:: 課題 A ::
本文のコードで caller から値を取り出しているフィールド名を、すべて列挙しなさい。
:: 課題 B ::
本文のうち「その後しばらく、ドキュメント」から「ん、待てよ。なんかデータが入れ子になってる??」までのすべてを、一字も変えずに書き写しなさい。

:: 本文 ::
え、何でこんな質問の仕方でまともに返答が返ってくるんですかね。
思わずなるほどー。と思ってしまったけれど、残念、そこじゃなかった。
その後しばらく、ドキュメント読んだり、フィールドがあるかどうか確認する方法を聞いて、調べてみるとそんなフィールドはそもそも入っていないようだ。
公式ドキュメントの通り、 bytes-received-total
しか stats
には存在しない。
でも質問文に書いた通り、stats 自体を println すると色々なフィールドが入っている。なんで??
ん、待てよ。なんかデータが入れ子になってる??
データ構造どうなってるの? もう一度聞いてみよう
ChatGPTの答えにただ感心するばかり
あ、うん。なるほど。 callers
というフィールドの中に入ってたのね。
ってかなんでこんな聴き方で的確に答えてくれるの??
落ち着いてよく読めば良いだけの話であるのだけれど、疲れてる時にぐちゃっと表示されてるログなどは見落としが多くなりがち。人は見たいようにみる。
それをこれだけわかりやすく指摘してくれるのはホントすごい。
(ちなみにプログラムにはcallers入ってないやん)

で、ValueArray
型の取り扱いを調べたり聞いたりして結果出来上がり
無事に動いて、ここまで3時間か4時間くらい。
// srtserversrcのstatsを1秒ごとに表示する処理を設定
glib::source::timeout_add_seconds(
1,
move || {
let stats = pipeline.by_name("srtserversrc").unwrap().property::<gst::Structure>("stats");
if let Ok(callers) = stats.get::<gst::glib::ValueArray>("callers") {
for value in callers.iter() {
if let Ok(caller) = value.get::<gst::Structure>() {
let packets_received = caller.get::<i64>("packets-received").unwrap_or(0);
let packets_received_lost = caller.get::<i32>("packets-received-lost").unwrap_or(0);
let bytes_received = caller.get::<u64>("bytes-received").unwrap_or(0);
let bytes_received_lost = caller.get::<u64>("bytes-received-lost").unwrap_or(0);
let receive_rate_mbps = caller.get::<f64>("receive-rate-mbps").unwrap_or(0.0);
let negotiated_latency_ms = caller.get::<i32>("negotiated-latency-ms").unwrap_or(0);
let bandwidth_mbps = caller.get::<f64>("bandwidth-mbps").unwrap_or(0.0);
let rtt_ms = caller.get::<f64>("rtt-ms").unwrap_or(0.0);
println!("packets-received: {}, packets-received-lost: {}, bytes-received: {}, bytes-received-lost: {}, receive-rate-mbps: {}, negotiated-latency-ms: {}, bandwidth-mbps: {}, rtt-ms: {}", packets_received, packets_received_lost, bytes_received, bytes_received_lost, receive_rate_mbps, negotiated_latency_ms, bandwidth_mbps, rtt_ms);
}
}
}
glib::Continue(true)

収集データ
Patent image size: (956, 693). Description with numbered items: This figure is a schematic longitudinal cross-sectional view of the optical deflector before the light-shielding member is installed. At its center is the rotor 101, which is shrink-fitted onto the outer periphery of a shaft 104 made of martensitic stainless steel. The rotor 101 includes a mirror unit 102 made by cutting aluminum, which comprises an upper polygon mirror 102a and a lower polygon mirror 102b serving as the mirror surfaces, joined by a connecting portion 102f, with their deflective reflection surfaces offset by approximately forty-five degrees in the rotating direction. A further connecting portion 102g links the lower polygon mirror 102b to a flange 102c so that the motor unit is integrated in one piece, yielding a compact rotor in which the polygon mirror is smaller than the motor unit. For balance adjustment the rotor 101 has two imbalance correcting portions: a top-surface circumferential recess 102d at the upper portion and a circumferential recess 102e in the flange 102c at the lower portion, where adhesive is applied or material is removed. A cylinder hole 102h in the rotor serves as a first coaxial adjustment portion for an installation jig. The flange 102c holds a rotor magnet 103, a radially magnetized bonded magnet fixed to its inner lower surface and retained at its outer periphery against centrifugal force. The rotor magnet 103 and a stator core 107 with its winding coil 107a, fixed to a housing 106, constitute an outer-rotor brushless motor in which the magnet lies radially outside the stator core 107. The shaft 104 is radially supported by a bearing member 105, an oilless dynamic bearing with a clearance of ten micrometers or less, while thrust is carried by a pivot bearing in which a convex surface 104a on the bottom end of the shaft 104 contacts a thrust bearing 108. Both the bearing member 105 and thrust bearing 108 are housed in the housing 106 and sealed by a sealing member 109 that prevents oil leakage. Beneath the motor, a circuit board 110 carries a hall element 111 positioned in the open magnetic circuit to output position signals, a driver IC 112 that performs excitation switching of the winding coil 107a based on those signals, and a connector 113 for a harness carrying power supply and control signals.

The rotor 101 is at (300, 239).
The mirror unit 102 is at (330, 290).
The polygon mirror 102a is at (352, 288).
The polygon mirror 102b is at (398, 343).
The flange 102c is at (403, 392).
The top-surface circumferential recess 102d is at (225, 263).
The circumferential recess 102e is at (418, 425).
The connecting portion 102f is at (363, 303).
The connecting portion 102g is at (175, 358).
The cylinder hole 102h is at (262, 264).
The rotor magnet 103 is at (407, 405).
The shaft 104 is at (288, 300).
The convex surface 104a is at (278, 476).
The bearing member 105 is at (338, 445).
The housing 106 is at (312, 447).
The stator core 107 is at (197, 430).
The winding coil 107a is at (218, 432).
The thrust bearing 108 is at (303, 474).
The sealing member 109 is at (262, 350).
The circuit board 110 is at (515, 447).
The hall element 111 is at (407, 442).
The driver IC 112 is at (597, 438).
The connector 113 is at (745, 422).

:: 解答 A ::
packets-received
packets-received-lost
bytes-received
bytes-received-lost
receive-rate-mbps
negotiated-latency-ms
bandwidth-mbps
rtt-ms

:: 解答 B ::
その後しばらく、ドキュメント読んだり、フィールドがあるかどうか確認する方法を聞いて、調べてみるとそんなフィールドはそもそも入っていないようだ。
公式ドキュメントの通り、 bytes-received-total
しか stats
には存在しない。
でも質問文に書いた通り、stats 自体を println すると色々なフィールドが入っている。なんで??
ん、待てよ。なんかデータが入れ子になってる??